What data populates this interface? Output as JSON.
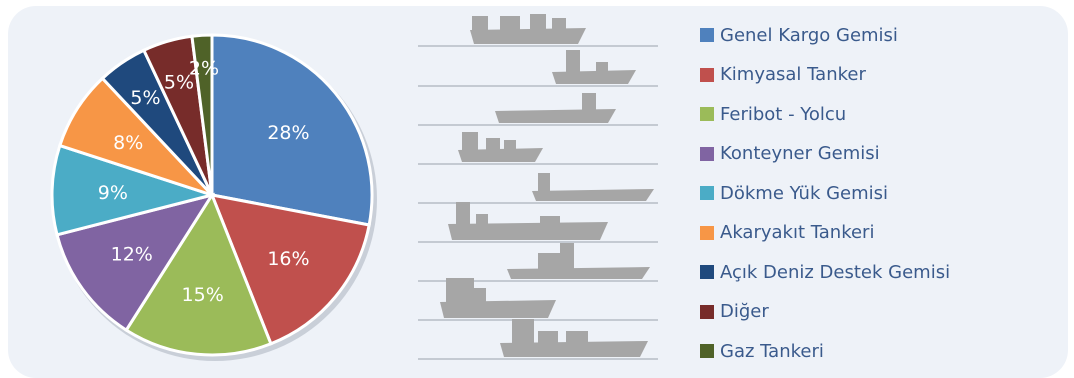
{
  "chart_data": {
    "type": "pie",
    "slices": [
      {
        "label": "Genel Kargo Gemisi",
        "value": 28,
        "display": "28%",
        "color": "#4f81bd"
      },
      {
        "label": "Kimyasal Tanker",
        "value": 16,
        "display": "16%",
        "color": "#c0504d"
      },
      {
        "label": "Feribot - Yolcu",
        "value": 15,
        "display": "15%",
        "color": "#9bbb59"
      },
      {
        "label": "Konteyner Gemisi",
        "value": 12,
        "display": "12%",
        "color": "#8064a2"
      },
      {
        "label": "Dökme Yük Gemisi",
        "value": 9,
        "display": "9%",
        "color": "#4bacc6"
      },
      {
        "label": "Akaryakıt Tankeri",
        "value": 8,
        "display": "8%",
        "color": "#f79646"
      },
      {
        "label": "Açık Deniz Destek Gemisi",
        "value": 5,
        "display": "5%",
        "color": "#1f497d"
      },
      {
        "label": "Diğer",
        "value": 5,
        "display": "5%",
        "color": "#772c2a"
      },
      {
        "label": "Gaz Tankeri",
        "value": 2,
        "display": "2%",
        "color": "#4f6228"
      }
    ],
    "legend_position": "right"
  },
  "ship_icons": [
    "general-cargo-ship-icon",
    "chemical-tanker-icon",
    "ferry-icon",
    "container-ship-icon",
    "bulk-carrier-icon",
    "fuel-tanker-icon",
    "offshore-supply-vessel-icon",
    "other-vessel-icon",
    "gas-tanker-icon"
  ],
  "ship_color": "#a6a6a6"
}
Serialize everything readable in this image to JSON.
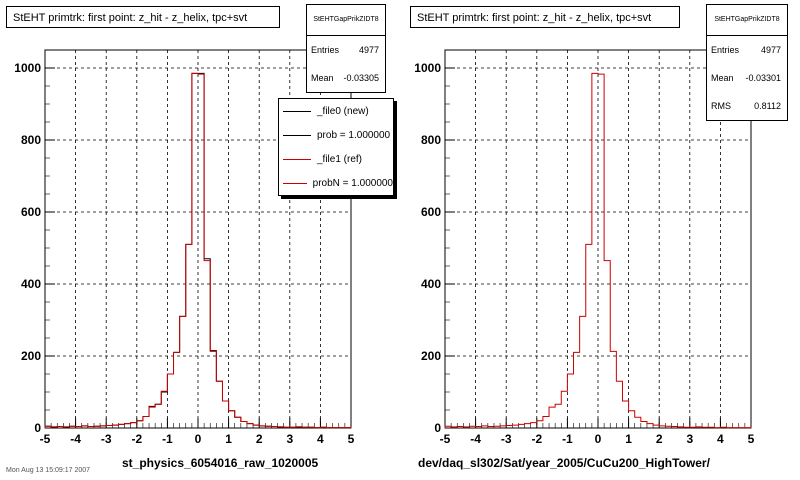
{
  "footer": "Mon Aug 13 15:09:17 2007",
  "legend": [
    {
      "label": "_file0 (new)",
      "color": "#000000"
    },
    {
      "label": "prob = 1.000000",
      "color": "#000000"
    },
    {
      "label": "_file1 (ref)",
      "color": "#cc0000"
    },
    {
      "label": "probN = 1.000000",
      "color": "#cc0000"
    }
  ],
  "chart_data": [
    {
      "type": "bar",
      "title": "StEHT primtrk: first point: z_hit - z_helix, tpc+svt",
      "xlabel": "st_physics_6054016_raw_1020005",
      "xlim": [
        -5,
        5
      ],
      "ylim": [
        0,
        1050
      ],
      "xticks": [
        -5,
        -4,
        -3,
        -2,
        -1,
        0,
        1,
        2,
        3,
        4,
        5
      ],
      "yticks": [
        0,
        200,
        400,
        600,
        800,
        1000
      ],
      "grid": true,
      "legend_position": "top-right",
      "stats": {
        "name": "StEHTGapPrikZIDT8",
        "rows": [
          {
            "label": "Entries",
            "value": "4977"
          },
          {
            "label": "Mean",
            "value": "-0.03305"
          }
        ]
      },
      "bin_edges_from": -5,
      "bin_width": 0.2,
      "series": [
        {
          "name": "_file0 (new)",
          "color": "#000000",
          "values": [
            5,
            3,
            4,
            3,
            5,
            4,
            6,
            4,
            5,
            6,
            7,
            8,
            10,
            12,
            15,
            20,
            32,
            60,
            66,
            100,
            150,
            210,
            310,
            510,
            985,
            985,
            470,
            215,
            130,
            75,
            48,
            30,
            18,
            12,
            8,
            6,
            5,
            4,
            3,
            2,
            2,
            3,
            2,
            2,
            1,
            2,
            1,
            1,
            1,
            1
          ]
        },
        {
          "name": "_file1 (ref)",
          "color": "#cc0000",
          "values": [
            5,
            3,
            4,
            3,
            5,
            4,
            6,
            4,
            5,
            6,
            7,
            8,
            10,
            12,
            15,
            20,
            32,
            58,
            66,
            102,
            150,
            210,
            310,
            510,
            985,
            983,
            465,
            213,
            130,
            75,
            48,
            30,
            18,
            12,
            8,
            6,
            5,
            4,
            3,
            2,
            2,
            3,
            2,
            2,
            1,
            2,
            1,
            1,
            1,
            1
          ]
        }
      ]
    },
    {
      "type": "bar",
      "title": "StEHT primtrk: first point: z_hit - z_helix, tpc+svt",
      "xlabel": "dev/daq_sl302/Sat/year_2005/CuCu200_HighTower/",
      "xlim": [
        -5,
        5
      ],
      "ylim": [
        0,
        1050
      ],
      "xticks": [
        -5,
        -4,
        -3,
        -2,
        -1,
        0,
        1,
        2,
        3,
        4,
        5
      ],
      "yticks": [
        0,
        200,
        400,
        600,
        800,
        1000
      ],
      "grid": true,
      "stats": {
        "name": "StEHTGapPrikZIDT8",
        "rows": [
          {
            "label": "Entries",
            "value": "4977"
          },
          {
            "label": "Mean",
            "value": "-0.03301"
          },
          {
            "label": "RMS",
            "value": "0.8112"
          }
        ]
      },
      "bin_edges_from": -5,
      "bin_width": 0.2,
      "series": [
        {
          "name": "_file1 (ref)",
          "color": "#cc0000",
          "values": [
            5,
            3,
            4,
            3,
            5,
            4,
            6,
            4,
            5,
            6,
            7,
            8,
            10,
            12,
            15,
            20,
            32,
            58,
            66,
            102,
            150,
            210,
            310,
            510,
            985,
            983,
            465,
            213,
            130,
            75,
            48,
            30,
            18,
            12,
            8,
            6,
            5,
            4,
            3,
            2,
            2,
            3,
            2,
            2,
            1,
            2,
            1,
            1,
            1,
            1
          ]
        }
      ]
    }
  ]
}
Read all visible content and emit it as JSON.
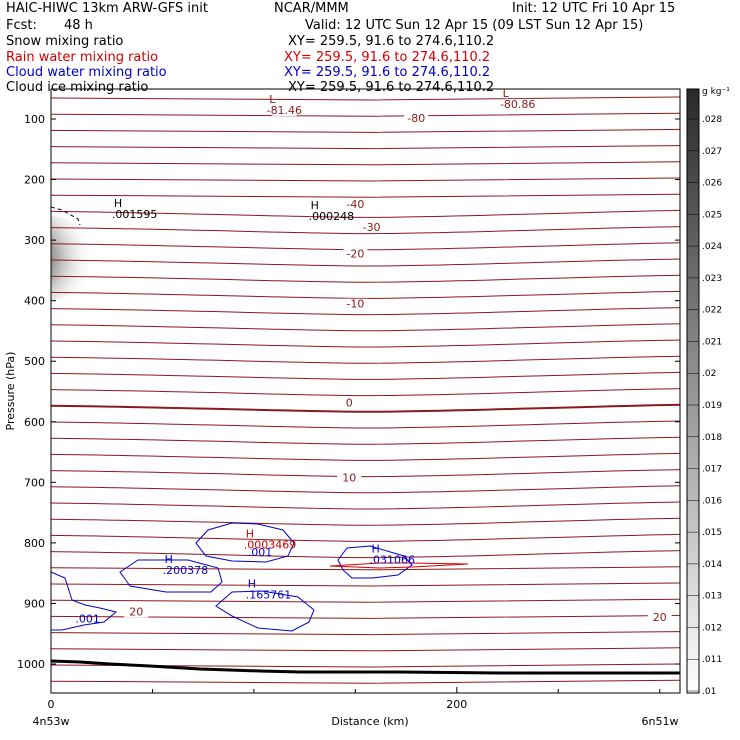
{
  "header": {
    "model": "HAIC-HIWC 13km ARW-GFS init",
    "org": "NCAR/MMM",
    "init": "Init: 12 UTC Fri 10 Apr 15",
    "fcst_label": "Fcst:",
    "fcst_value": "48 h",
    "valid": "Valid: 12 UTC Sun 12 Apr 15 (09 LST Sun 12 Apr 15)",
    "fields": [
      {
        "name": "Snow mixing ratio",
        "xy": "XY= 259.5, 91.6 to 274.6,110.2",
        "color": "#000000"
      },
      {
        "name": "Rain water mixing ratio",
        "xy": "XY= 259.5, 91.6 to 274.6,110.2",
        "color": "#d40000"
      },
      {
        "name": "Cloud water mixing ratio",
        "xy": "XY= 259.5, 91.6 to 274.6,110.2",
        "color": "#0000cc"
      },
      {
        "name": "Cloud ice mixing ratio",
        "xy": "XY= 259.5, 91.6 to 274.6,110.2",
        "color": "#000000"
      }
    ]
  },
  "chart_data": {
    "type": "cross-section",
    "xlabel": "Distance (km)",
    "ylabel": "Pressure (hPa)",
    "x_ticks": [
      0,
      200
    ],
    "x_range": [
      0,
      310
    ],
    "y_ticks": [
      100,
      200,
      300,
      400,
      500,
      600,
      700,
      800,
      900,
      1000
    ],
    "y_range": [
      40,
      1040
    ],
    "endpoint_labels": {
      "left": "4n53w",
      "right": "6n51w"
    },
    "colorbar": {
      "unit": "g kg⁻¹",
      "levels": [
        ".028",
        ".027",
        ".026",
        ".025",
        ".024",
        ".023",
        ".022",
        ".021",
        ".02",
        ".019",
        ".018",
        ".017",
        ".016",
        ".015",
        ".014",
        ".013",
        ".012",
        ".011",
        ".01"
      ]
    },
    "temperature_labels": [
      {
        "text": "-81.46",
        "x": 115,
        "p": 90,
        "kind": "minimum"
      },
      {
        "text": "-80.86",
        "x": 230,
        "p": 80,
        "kind": "minimum"
      },
      {
        "text": "-80",
        "x": 180,
        "p": 103
      },
      {
        "text": "-40",
        "x": 150,
        "p": 245
      },
      {
        "text": "-30",
        "x": 158,
        "p": 283
      },
      {
        "text": "-20",
        "x": 150,
        "p": 327
      },
      {
        "text": "-10",
        "x": 150,
        "p": 410
      },
      {
        "text": "0",
        "x": 147,
        "p": 573
      },
      {
        "text": "10",
        "x": 147,
        "p": 697
      },
      {
        "text": "20",
        "x": 42,
        "p": 918
      },
      {
        "text": "20",
        "x": 300,
        "p": 927
      }
    ],
    "maxima_labels": [
      {
        "text": ".001595",
        "x": 30,
        "p": 262,
        "color": "#000000"
      },
      {
        "text": ".000248",
        "x": 127,
        "p": 265,
        "color": "#000000"
      },
      {
        "text": ".0003469",
        "x": 95,
        "p": 808,
        "color": "#d40000"
      },
      {
        "text": ".001",
        "x": 97,
        "p": 820,
        "color": "#0000cc"
      },
      {
        "text": ".031066",
        "x": 157,
        "p": 832,
        "color": "#0000cc"
      },
      {
        "text": ".200378",
        "x": 55,
        "p": 850,
        "color": "#0000cc"
      },
      {
        "text": ".165761",
        "x": 96,
        "p": 890,
        "color": "#0000cc"
      },
      {
        "text": ".001",
        "x": 12,
        "p": 930,
        "color": "#0000cc"
      }
    ],
    "colors": {
      "temperature": "#8b1a1a",
      "terrain": "#000000",
      "cloud": "#0000cc",
      "rain": "#d40000"
    }
  }
}
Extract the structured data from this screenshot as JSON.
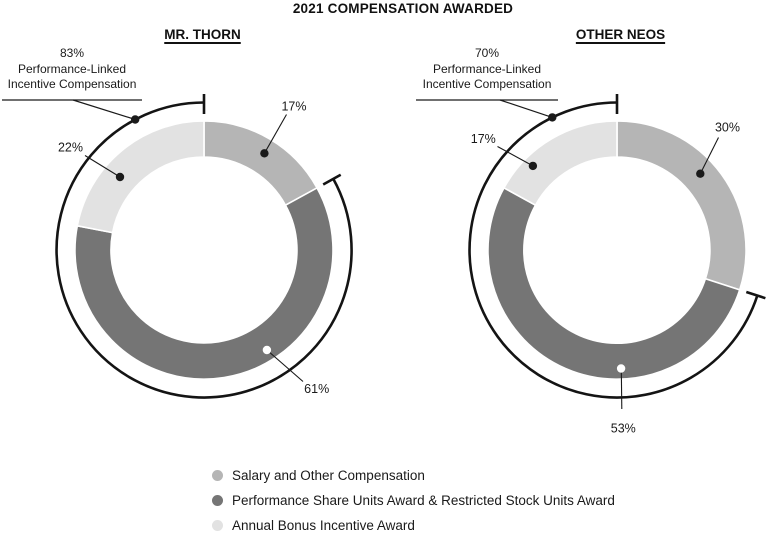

Given request:
Which lines of the data include "ratio"? Copy each of them.

Answer to the exercise:
        "name": "Snow mixing ratio",
        "name": "Rain water mixing ratio",
        "name": "Cloud water mixing ratio",
        "name": "Cloud ice mixing ratio",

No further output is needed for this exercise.